## WHAT THE TASK ASKS
Extract each line from the entries below that has the string "arrow" in it.

## TASK INPUT
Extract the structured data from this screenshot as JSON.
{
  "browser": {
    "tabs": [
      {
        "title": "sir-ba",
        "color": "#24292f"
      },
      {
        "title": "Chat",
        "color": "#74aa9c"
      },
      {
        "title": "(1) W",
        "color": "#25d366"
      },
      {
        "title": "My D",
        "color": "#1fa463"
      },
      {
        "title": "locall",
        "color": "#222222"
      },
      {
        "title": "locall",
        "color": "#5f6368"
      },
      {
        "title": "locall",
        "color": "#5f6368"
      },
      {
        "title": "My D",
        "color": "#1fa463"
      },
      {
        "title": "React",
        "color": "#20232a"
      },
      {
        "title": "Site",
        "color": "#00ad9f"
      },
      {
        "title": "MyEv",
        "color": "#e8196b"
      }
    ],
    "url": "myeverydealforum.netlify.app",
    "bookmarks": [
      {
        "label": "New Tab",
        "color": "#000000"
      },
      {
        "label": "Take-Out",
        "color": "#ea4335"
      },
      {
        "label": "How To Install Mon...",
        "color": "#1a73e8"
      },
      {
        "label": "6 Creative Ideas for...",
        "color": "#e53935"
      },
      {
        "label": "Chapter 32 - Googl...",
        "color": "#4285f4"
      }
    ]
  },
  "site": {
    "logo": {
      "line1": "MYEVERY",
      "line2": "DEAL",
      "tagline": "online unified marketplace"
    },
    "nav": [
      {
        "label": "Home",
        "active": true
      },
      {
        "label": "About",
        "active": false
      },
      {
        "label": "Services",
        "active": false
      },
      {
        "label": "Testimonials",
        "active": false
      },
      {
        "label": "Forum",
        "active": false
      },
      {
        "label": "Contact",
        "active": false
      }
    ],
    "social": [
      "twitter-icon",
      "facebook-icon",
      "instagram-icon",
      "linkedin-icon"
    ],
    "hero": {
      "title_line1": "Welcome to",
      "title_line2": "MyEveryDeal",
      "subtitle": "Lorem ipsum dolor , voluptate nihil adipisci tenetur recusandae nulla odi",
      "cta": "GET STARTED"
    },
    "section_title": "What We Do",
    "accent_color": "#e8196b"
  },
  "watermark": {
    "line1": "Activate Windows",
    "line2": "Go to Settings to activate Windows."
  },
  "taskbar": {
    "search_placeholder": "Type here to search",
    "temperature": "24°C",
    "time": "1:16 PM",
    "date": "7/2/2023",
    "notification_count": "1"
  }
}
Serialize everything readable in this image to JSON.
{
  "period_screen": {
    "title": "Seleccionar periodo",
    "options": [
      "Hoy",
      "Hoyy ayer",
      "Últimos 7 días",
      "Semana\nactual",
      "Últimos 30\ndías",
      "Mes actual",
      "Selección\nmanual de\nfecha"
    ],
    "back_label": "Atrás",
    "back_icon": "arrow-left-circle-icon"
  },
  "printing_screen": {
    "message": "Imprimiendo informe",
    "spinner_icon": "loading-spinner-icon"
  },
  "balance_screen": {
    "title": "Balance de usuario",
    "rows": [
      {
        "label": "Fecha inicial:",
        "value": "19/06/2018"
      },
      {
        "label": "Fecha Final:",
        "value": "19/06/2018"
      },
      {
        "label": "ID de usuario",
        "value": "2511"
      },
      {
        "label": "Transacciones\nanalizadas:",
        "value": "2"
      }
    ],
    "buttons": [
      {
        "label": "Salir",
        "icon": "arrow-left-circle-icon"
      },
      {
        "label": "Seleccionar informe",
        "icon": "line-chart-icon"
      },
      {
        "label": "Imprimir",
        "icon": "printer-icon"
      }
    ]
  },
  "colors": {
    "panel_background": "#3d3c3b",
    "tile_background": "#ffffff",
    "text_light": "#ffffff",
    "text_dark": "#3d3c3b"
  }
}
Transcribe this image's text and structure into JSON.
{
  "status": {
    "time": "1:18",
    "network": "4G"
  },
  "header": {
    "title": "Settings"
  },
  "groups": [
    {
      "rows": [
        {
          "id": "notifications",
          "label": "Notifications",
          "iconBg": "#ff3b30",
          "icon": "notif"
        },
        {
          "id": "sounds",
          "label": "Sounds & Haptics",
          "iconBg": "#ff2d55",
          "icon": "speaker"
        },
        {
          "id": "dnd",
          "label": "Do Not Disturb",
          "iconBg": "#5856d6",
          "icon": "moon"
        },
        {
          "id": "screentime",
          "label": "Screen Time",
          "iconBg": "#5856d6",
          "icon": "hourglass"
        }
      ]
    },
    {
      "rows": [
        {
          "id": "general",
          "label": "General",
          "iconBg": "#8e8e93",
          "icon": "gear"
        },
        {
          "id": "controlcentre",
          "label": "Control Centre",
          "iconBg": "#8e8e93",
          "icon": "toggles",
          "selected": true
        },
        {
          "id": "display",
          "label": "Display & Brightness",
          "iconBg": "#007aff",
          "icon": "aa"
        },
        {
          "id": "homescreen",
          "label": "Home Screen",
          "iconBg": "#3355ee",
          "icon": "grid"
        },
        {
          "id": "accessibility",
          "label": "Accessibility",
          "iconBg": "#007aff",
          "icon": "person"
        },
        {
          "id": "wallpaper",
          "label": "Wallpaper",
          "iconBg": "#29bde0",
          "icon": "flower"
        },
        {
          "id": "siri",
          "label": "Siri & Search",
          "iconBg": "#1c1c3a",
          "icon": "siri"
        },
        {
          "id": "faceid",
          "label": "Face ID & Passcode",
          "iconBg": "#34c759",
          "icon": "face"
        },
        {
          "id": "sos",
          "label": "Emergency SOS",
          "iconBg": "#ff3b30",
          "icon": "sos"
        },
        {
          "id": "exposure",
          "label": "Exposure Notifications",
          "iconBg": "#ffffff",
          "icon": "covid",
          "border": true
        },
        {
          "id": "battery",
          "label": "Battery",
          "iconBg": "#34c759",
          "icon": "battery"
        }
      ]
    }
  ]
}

## SOLUTION TO THE PROBLEM
    "back_icon": "arrow-left-circle-icon"
        "icon": "arrow-left-circle-icon"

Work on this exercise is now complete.